Print the records again, character for character.

--- Start ---

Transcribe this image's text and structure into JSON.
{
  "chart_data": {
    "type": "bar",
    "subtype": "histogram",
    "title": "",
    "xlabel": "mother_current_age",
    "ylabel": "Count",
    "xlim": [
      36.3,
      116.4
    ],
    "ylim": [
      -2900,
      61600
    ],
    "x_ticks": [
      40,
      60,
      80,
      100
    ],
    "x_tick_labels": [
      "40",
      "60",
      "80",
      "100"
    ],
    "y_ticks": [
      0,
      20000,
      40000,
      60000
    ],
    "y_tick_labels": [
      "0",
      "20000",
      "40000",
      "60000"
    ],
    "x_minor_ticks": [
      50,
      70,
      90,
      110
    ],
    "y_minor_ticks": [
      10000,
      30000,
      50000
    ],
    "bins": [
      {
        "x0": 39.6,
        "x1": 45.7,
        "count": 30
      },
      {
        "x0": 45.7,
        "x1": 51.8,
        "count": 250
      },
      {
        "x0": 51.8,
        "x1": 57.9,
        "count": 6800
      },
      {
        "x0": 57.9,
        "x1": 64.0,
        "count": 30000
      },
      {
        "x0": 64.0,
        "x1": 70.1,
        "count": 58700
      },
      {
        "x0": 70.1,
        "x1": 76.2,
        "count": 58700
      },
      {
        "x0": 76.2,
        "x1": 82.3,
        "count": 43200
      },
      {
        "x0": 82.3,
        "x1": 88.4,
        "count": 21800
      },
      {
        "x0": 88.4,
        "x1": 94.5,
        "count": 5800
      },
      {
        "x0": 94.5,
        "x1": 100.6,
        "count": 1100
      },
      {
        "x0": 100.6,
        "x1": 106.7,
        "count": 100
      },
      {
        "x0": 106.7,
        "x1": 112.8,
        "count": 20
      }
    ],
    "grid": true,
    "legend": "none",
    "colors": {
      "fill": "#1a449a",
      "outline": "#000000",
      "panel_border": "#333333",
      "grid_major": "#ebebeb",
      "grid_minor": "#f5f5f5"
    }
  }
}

--- End ---

* Correct answer:
Transcribe this image's text and structure into JSON.
{
  "chart_data": {
    "type": "bar",
    "subtype": "histogram",
    "title": "",
    "xlabel": "mother_current_age",
    "ylabel": "Count",
    "xlim": [
      36.3,
      116.4
    ],
    "ylim": [
      -2900,
      61600
    ],
    "x_ticks": [
      40,
      60,
      80,
      100
    ],
    "x_tick_labels": [
      "40",
      "60",
      "80",
      "100"
    ],
    "y_ticks": [
      0,
      20000,
      40000,
      60000
    ],
    "y_tick_labels": [
      "0",
      "20000",
      "40000",
      "60000"
    ],
    "x_minor_ticks": [
      50,
      70,
      90,
      110
    ],
    "y_minor_ticks": [
      10000,
      30000,
      50000
    ],
    "bins": [
      {
        "x0": 39.6,
        "x1": 45.7,
        "count": 30
      },
      {
        "x0": 45.7,
        "x1": 51.8,
        "count": 250
      },
      {
        "x0": 51.8,
        "x1": 57.9,
        "count": 6800
      },
      {
        "x0": 57.9,
        "x1": 64.0,
        "count": 30000
      },
      {
        "x0": 64.0,
        "x1": 70.1,
        "count": 58700
      },
      {
        "x0": 70.1,
        "x1": 76.2,
        "count": 58700
      },
      {
        "x0": 76.2,
        "x1": 82.3,
        "count": 43200
      },
      {
        "x0": 82.3,
        "x1": 88.4,
        "count": 21800
      },
      {
        "x0": 88.4,
        "x1": 94.5,
        "count": 5800
      },
      {
        "x0": 94.5,
        "x1": 100.6,
        "count": 1100
      },
      {
        "x0": 100.6,
        "x1": 106.7,
        "count": 100
      },
      {
        "x0": 106.7,
        "x1": 112.8,
        "count": 20
      }
    ],
    "grid": true,
    "legend": "none",
    "colors": {
      "fill": "#1a449a",
      "outline": "#000000",
      "panel_border": "#333333",
      "grid_major": "#ebebeb",
      "grid_minor": "#f5f5f5"
    }
  }
}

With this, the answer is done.